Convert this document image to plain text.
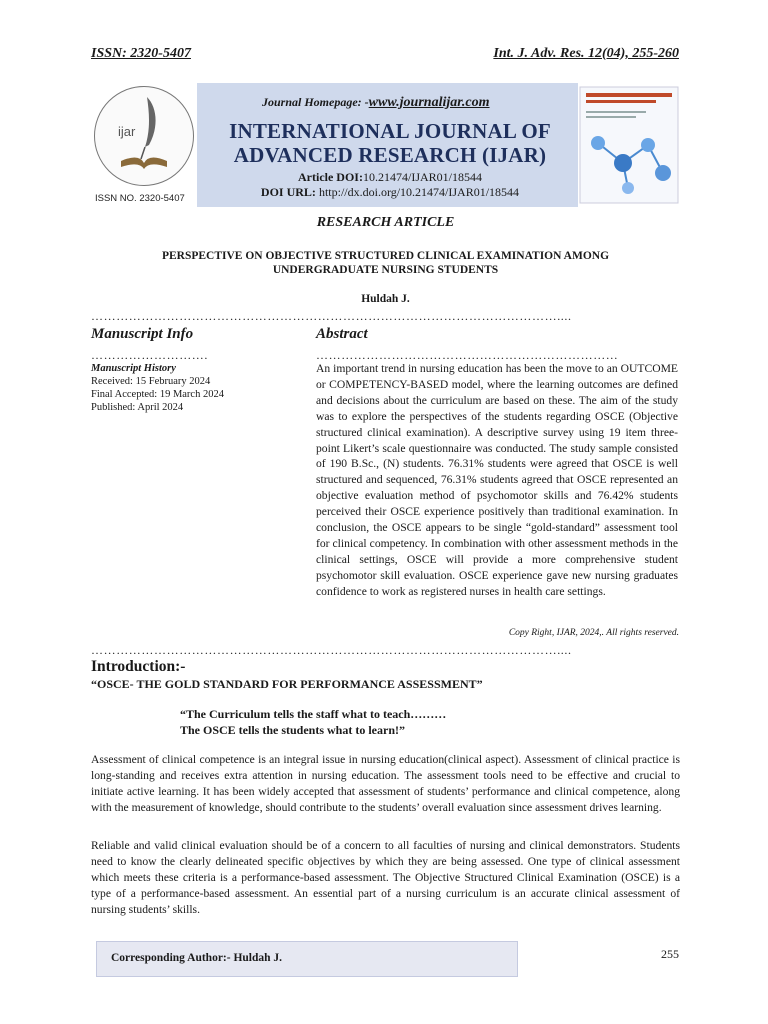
ISSN: 2320-5407	Int. J. Adv. Res. 12(04), 255-260
ijar
ISSN NO. 2320-5407
Journal Homepage: -www.journalijar.com
INTERNATIONAL JOURNAL OF
ADVANCED RESEARCH (IJAR)
Article DOI:10.21474/IJAR01/18544
DOI URL: http://dx.doi.org/10.21474/IJAR01/18544
RESEARCH ARTICLE
PERSPECTIVE ON OBJECTIVE STRUCTURED CLINICAL EXAMINATION AMONG
UNDERGRADUATE NURSING STUDENTS
Huldah J.
…………………………………………………………………………………………………....
Manuscript Info
……………………….
Manuscript History
Received: 15 February 2024
Final Accepted: 19 March 2024
Published: April 2024
Abstract
………………………………………………………………
An important trend in nursing education has been the move to an OUTCOME or COMPETENCY-BASED model, where the learning outcomes are defined and decisions about the curriculum are based on these. The aim of the study was to explore the perspectives of the students regarding OSCE (Objective structured clinical examination). A descriptive survey using 19 item three-point Likert’s scale questionnaire was conducted. The study sample consisted of 190 B.Sc., (N) students. 76.31% students were agreed that OSCE is well structured and sequenced, 76.31% students agreed that OSCE represented an objective evaluation method of psychomotor skills and 76.42% students perceived their OSCE experience positively than traditional examination. In conclusion, the OSCE appears to be single “gold-standard” assessment tool for clinical competency. In combination with other assessment methods in the clinical settings, OSCE will provide a more comprehensive student psychomotor skill evaluation. OSCE experience gave new nursing graduates confidence to work as registered nurses in health care settings.
Copy Right, IJAR, 2024,. All rights reserved.
…………………………………………………………………………………………………....
Introduction:-
“OSCE- THE GOLD STANDARD FOR PERFORMANCE ASSESSMENT”
“The Curriculum tells the staff what to teach………
The OSCE tells the students what to learn!”
Assessment of clinical competence is an integral issue in nursing education(clinical aspect). Assessment of clinical practice is long-standing and receives extra attention in nursing education. The assessment tools need to be effective and crucial to initiate active learning. It has been widely accepted that assessment of students’ performance and clinical competence, along with the measurement of knowledge, should contribute to the students’ overall evaluation since assessment drives learning.
Reliable and valid clinical evaluation should be of a concern to all faculties of nursing and clinical demonstrators. Students need to know the clearly delineated specific objectives by which they are being assessed. One type of clinical assessment which meets these criteria is a performance-based assessment. The Objective Structured Clinical Examination (OSCE) is a type of a performance-based assessment. An essential part of a nursing curriculum is an accurate clinical assessment of nursing students’ skills.
Corresponding Author:- Huldah J.	255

•••

[Given task]
Return the whole listing, word for word, and leave out every picture.

[Completed exercise]
Convert this document image to plain text.
ISSN: 2320-5407	Int. J. Adv. Res. 12(04), 255-260
ijar
ISSN NO. 2320-5407
Journal Homepage: -www.journalijar.com
INTERNATIONAL JOURNAL OF
ADVANCED RESEARCH (IJAR)
Article DOI:10.21474/IJAR01/18544
DOI URL: http://dx.doi.org/10.21474/IJAR01/18544
RESEARCH ARTICLE
PERSPECTIVE ON OBJECTIVE STRUCTURED CLINICAL EXAMINATION AMONG
UNDERGRADUATE NURSING STUDENTS
Huldah J.
…………………………………………………………………………………………………....
Manuscript Info
……………………….
Manuscript History
Received: 15 February 2024
Final Accepted: 19 March 2024
Published: April 2024
Abstract
………………………………………………………………
An important trend in nursing education has been the move to an OUTCOME or COMPETENCY-BASED model, where the learning outcomes are defined and decisions about the curriculum are based on these. The aim of the study was to explore the perspectives of the students regarding OSCE (Objective structured clinical examination). A descriptive survey using 19 item three-point Likert’s scale questionnaire was conducted. The study sample consisted of 190 B.Sc., (N) students. 76.31% students were agreed that OSCE is well structured and sequenced, 76.31% students agreed that OSCE represented an objective evaluation method of psychomotor skills and 76.42% students perceived their OSCE experience positively than traditional examination. In conclusion, the OSCE appears to be single “gold-standard” assessment tool for clinical competency. In combination with other assessment methods in the clinical settings, OSCE will provide a more comprehensive student psychomotor skill evaluation. OSCE experience gave new nursing graduates confidence to work as registered nurses in health care settings.
Copy Right, IJAR, 2024,. All rights reserved.
…………………………………………………………………………………………………....
Introduction:-
“OSCE- THE GOLD STANDARD FOR PERFORMANCE ASSESSMENT”
“The Curriculum tells the staff what to teach………
The OSCE tells the students what to learn!”
Assessment of clinical competence is an integral issue in nursing education(clinical aspect). Assessment of clinical practice is long-standing and receives extra attention in nursing education. The assessment tools need to be effective and crucial to initiate active learning. It has been widely accepted that assessment of students’ performance and clinical competence, along with the measurement of knowledge, should contribute to the students’ overall evaluation since assessment drives learning.
Reliable and valid clinical evaluation should be of a concern to all faculties of nursing and clinical demonstrators. Students need to know the clearly delineated specific objectives by which they are being assessed. One type of clinical assessment which meets these criteria is a performance-based assessment. The Objective Structured Clinical Examination (OSCE) is a type of a performance-based assessment. An essential part of a nursing curriculum is an accurate clinical assessment of nursing students’ skills.
Corresponding Author:- Huldah J.	255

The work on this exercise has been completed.